**Supplied data**

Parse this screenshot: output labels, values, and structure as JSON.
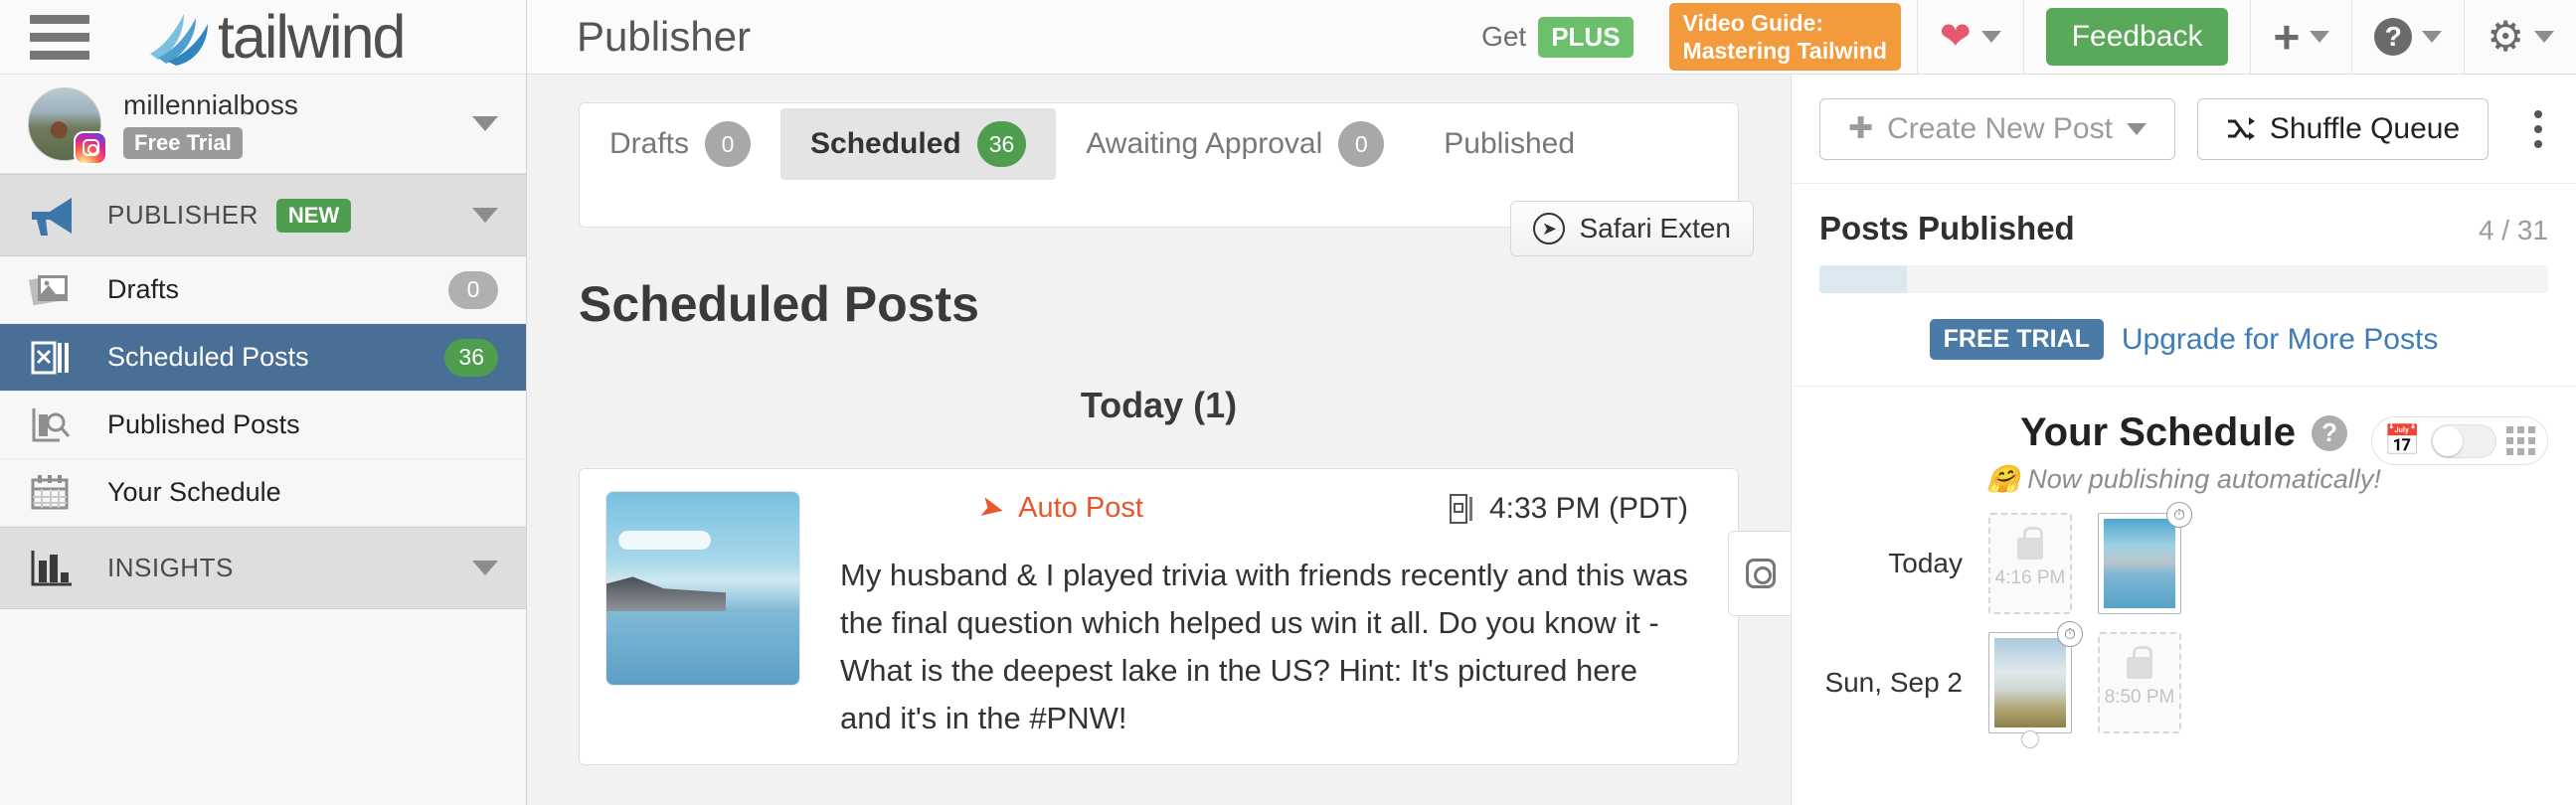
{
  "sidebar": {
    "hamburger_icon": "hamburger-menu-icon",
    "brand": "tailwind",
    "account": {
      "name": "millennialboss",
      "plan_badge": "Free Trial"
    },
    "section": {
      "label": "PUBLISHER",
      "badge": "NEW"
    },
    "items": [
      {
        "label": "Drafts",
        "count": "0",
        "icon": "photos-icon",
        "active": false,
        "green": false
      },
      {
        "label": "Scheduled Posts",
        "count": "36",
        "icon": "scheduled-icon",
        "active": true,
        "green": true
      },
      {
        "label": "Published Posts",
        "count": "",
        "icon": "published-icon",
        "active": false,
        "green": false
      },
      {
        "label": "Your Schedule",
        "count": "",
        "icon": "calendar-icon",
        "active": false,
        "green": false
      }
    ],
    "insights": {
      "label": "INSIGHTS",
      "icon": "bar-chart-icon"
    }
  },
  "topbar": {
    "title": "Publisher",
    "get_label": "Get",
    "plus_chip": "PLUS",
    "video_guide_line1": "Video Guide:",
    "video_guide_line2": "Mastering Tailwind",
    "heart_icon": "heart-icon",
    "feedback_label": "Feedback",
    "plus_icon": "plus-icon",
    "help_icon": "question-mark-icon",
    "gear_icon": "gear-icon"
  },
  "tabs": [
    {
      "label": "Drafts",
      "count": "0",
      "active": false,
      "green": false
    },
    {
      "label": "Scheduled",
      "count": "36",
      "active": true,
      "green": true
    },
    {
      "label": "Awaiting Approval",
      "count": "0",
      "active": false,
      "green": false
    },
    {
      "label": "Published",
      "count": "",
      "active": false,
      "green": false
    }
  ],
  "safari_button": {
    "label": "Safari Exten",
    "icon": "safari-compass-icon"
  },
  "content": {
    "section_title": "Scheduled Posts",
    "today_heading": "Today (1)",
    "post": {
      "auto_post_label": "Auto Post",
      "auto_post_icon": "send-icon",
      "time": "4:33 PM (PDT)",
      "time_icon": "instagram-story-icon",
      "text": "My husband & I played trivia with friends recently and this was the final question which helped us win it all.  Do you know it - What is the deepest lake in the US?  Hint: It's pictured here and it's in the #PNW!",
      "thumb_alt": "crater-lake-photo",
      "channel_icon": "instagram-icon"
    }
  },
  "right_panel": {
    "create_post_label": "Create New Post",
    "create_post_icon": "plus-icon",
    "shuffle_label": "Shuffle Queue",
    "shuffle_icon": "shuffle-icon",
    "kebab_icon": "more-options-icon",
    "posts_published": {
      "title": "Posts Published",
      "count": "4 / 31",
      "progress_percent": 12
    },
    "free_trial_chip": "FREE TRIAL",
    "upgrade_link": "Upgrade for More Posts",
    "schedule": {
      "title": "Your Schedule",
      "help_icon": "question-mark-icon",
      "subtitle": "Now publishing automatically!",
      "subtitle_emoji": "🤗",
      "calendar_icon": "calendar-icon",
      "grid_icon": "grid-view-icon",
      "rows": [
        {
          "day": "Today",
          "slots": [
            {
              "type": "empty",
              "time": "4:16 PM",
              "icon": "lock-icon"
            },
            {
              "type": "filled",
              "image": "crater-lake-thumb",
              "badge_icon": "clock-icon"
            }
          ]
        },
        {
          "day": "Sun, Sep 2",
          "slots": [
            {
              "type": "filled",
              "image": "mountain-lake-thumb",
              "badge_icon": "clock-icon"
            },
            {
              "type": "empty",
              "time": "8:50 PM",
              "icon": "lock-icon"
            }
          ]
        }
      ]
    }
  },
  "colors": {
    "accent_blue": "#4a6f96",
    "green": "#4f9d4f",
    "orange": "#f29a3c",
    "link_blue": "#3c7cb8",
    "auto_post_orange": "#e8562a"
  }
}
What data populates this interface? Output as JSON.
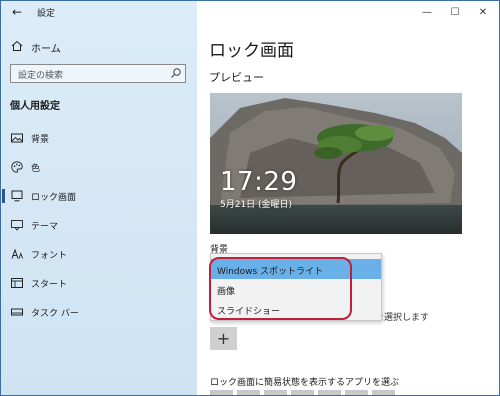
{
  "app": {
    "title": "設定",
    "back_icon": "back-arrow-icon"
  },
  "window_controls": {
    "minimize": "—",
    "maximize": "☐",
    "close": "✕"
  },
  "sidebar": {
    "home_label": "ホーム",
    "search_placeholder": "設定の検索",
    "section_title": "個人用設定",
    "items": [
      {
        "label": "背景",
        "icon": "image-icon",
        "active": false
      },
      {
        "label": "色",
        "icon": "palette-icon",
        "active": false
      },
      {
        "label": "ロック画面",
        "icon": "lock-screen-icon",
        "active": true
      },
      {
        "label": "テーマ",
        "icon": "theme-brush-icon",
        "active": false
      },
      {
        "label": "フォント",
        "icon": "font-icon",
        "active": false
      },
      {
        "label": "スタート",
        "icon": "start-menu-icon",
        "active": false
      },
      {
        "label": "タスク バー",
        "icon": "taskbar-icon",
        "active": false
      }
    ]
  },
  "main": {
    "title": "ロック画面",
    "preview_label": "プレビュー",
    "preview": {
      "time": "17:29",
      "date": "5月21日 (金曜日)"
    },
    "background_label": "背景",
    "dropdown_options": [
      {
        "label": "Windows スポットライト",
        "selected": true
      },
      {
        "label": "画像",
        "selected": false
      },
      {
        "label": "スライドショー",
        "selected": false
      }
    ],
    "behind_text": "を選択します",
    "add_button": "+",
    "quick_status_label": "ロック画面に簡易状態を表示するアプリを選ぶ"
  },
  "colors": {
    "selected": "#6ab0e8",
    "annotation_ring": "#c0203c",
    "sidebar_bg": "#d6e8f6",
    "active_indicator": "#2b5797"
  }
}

**The problem**
Which lines above hold the word "crater"? Copy each of them.

**Finished task**
      "thumb_alt": "crater-lake-photo",
              "image": "crater-lake-thumb",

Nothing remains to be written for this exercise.